[Start of RECORD EXCERPTS]

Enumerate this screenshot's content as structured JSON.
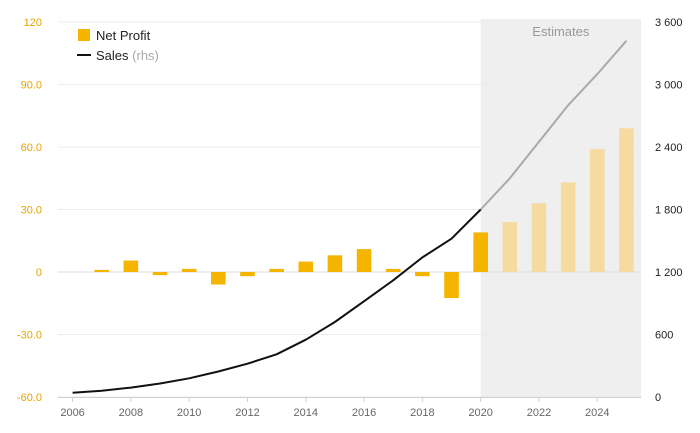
{
  "chart_data": {
    "type": "bar+line",
    "colors": {
      "bar": "#f5b400",
      "bar_estimate": "#f5dba0",
      "line": "#111111",
      "line_estimate": "#a9a9a9",
      "estimate_band": "#efefef",
      "left_axis": "#e8a400",
      "right_axis": "#222222"
    },
    "legend": {
      "position": "top-left",
      "items": [
        {
          "label": "Net Profit",
          "sub": "",
          "symbol": "square"
        },
        {
          "label": "Sales",
          "sub": "(rhs)",
          "symbol": "line"
        }
      ]
    },
    "estimate_label": "Estimates",
    "estimate_start": 2020,
    "estimate_end": 2025.5,
    "x": {
      "min": 2005.5,
      "max": 2025.5,
      "ticks": [
        2006,
        2008,
        2010,
        2012,
        2014,
        2016,
        2018,
        2020,
        2022,
        2024
      ]
    },
    "y_left": {
      "min": -60,
      "max": 120,
      "ticks": [
        -60,
        -30,
        0,
        30,
        60,
        90,
        120
      ],
      "tick_labels": [
        "-60.0",
        "-30.0",
        "0",
        "30.0",
        "60.0",
        "90.0",
        "120"
      ]
    },
    "y_right": {
      "min": 0,
      "max": 3600,
      "ticks": [
        0,
        600,
        1200,
        1800,
        2400,
        3000,
        3600
      ],
      "tick_labels": [
        "0",
        "600",
        "1 200",
        "1 800",
        "2 400",
        "3 000",
        "3 600"
      ]
    },
    "series": [
      {
        "name": "Net Profit",
        "axis": "left",
        "kind": "bar",
        "x": [
          2007,
          2008,
          2009,
          2010,
          2011,
          2012,
          2013,
          2014,
          2015,
          2016,
          2017,
          2018,
          2019,
          2020,
          2021,
          2022,
          2023,
          2024,
          2025
        ],
        "values": [
          1,
          5.5,
          -1.5,
          1.5,
          -6,
          -2,
          1.5,
          5,
          8,
          11,
          1.5,
          -2,
          -12.5,
          19,
          24,
          33,
          43,
          59,
          69
        ],
        "estimate_from": 2021
      },
      {
        "name": "Sales",
        "axis": "right",
        "kind": "line",
        "x": [
          2006,
          2007,
          2008,
          2009,
          2010,
          2011,
          2012,
          2013,
          2014,
          2015,
          2016,
          2017,
          2018,
          2019,
          2020,
          2021,
          2022,
          2023,
          2024,
          2025
        ],
        "values": [
          40,
          60,
          90,
          130,
          180,
          245,
          320,
          410,
          550,
          720,
          920,
          1120,
          1340,
          1520,
          1800,
          2100,
          2450,
          2800,
          3100,
          3420
        ],
        "estimate_from": 2020
      }
    ]
  }
}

[End of RECORD EXCERPTS]

Copy the material exactly. Do not include the pictures.

→ EXERCISE SOLUTION
Enumerate this screenshot's content as structured JSON.
{
  "chart_data": {
    "type": "bar+line",
    "colors": {
      "bar": "#f5b400",
      "bar_estimate": "#f5dba0",
      "line": "#111111",
      "line_estimate": "#a9a9a9",
      "estimate_band": "#efefef",
      "left_axis": "#e8a400",
      "right_axis": "#222222"
    },
    "legend": {
      "position": "top-left",
      "items": [
        {
          "label": "Net Profit",
          "sub": "",
          "symbol": "square"
        },
        {
          "label": "Sales",
          "sub": "(rhs)",
          "symbol": "line"
        }
      ]
    },
    "estimate_label": "Estimates",
    "estimate_start": 2020,
    "estimate_end": 2025.5,
    "x": {
      "min": 2005.5,
      "max": 2025.5,
      "ticks": [
        2006,
        2008,
        2010,
        2012,
        2014,
        2016,
        2018,
        2020,
        2022,
        2024
      ]
    },
    "y_left": {
      "min": -60,
      "max": 120,
      "ticks": [
        -60,
        -30,
        0,
        30,
        60,
        90,
        120
      ],
      "tick_labels": [
        "-60.0",
        "-30.0",
        "0",
        "30.0",
        "60.0",
        "90.0",
        "120"
      ]
    },
    "y_right": {
      "min": 0,
      "max": 3600,
      "ticks": [
        0,
        600,
        1200,
        1800,
        2400,
        3000,
        3600
      ],
      "tick_labels": [
        "0",
        "600",
        "1 200",
        "1 800",
        "2 400",
        "3 000",
        "3 600"
      ]
    },
    "series": [
      {
        "name": "Net Profit",
        "axis": "left",
        "kind": "bar",
        "x": [
          2007,
          2008,
          2009,
          2010,
          2011,
          2012,
          2013,
          2014,
          2015,
          2016,
          2017,
          2018,
          2019,
          2020,
          2021,
          2022,
          2023,
          2024,
          2025
        ],
        "values": [
          1,
          5.5,
          -1.5,
          1.5,
          -6,
          -2,
          1.5,
          5,
          8,
          11,
          1.5,
          -2,
          -12.5,
          19,
          24,
          33,
          43,
          59,
          69
        ],
        "estimate_from": 2021
      },
      {
        "name": "Sales",
        "axis": "right",
        "kind": "line",
        "x": [
          2006,
          2007,
          2008,
          2009,
          2010,
          2011,
          2012,
          2013,
          2014,
          2015,
          2016,
          2017,
          2018,
          2019,
          2020,
          2021,
          2022,
          2023,
          2024,
          2025
        ],
        "values": [
          40,
          60,
          90,
          130,
          180,
          245,
          320,
          410,
          550,
          720,
          920,
          1120,
          1340,
          1520,
          1800,
          2100,
          2450,
          2800,
          3100,
          3420
        ],
        "estimate_from": 2020
      }
    ]
  }
}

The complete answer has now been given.